▶ _Data listing_:

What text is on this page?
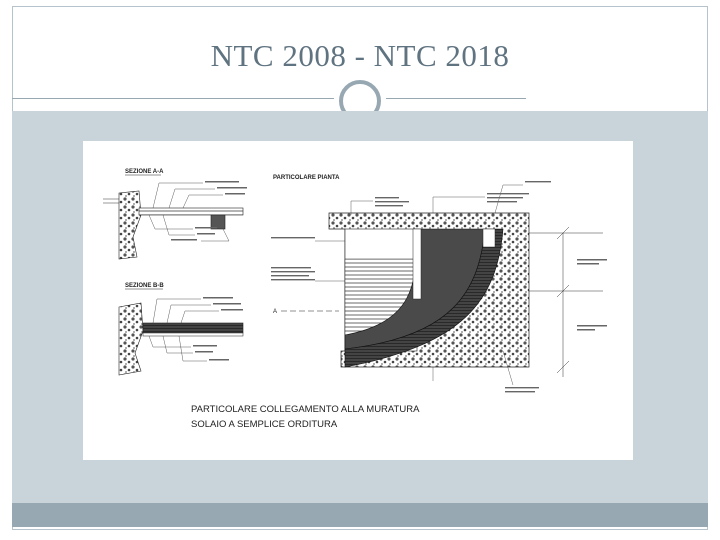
NTC 2008 - NTC 2018
SEZIONE A-A
SEZIONE B-B
PARTICOLARE PIANTA
A
PARTICOLARE COLLEGAMENTO ALLA MURATURA
SOLAIO A SEMPLICE ORDITURA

▶ _Given instruction_: Transcribe the whole listing, character for character, but not its images.

▶ _Final result_:
What text is on this page?
NTC 2008 - NTC 2018
SEZIONE A-A
SEZIONE B-B
PARTICOLARE PIANTA
A
PARTICOLARE COLLEGAMENTO ALLA MURATURA
SOLAIO A SEMPLICE ORDITURA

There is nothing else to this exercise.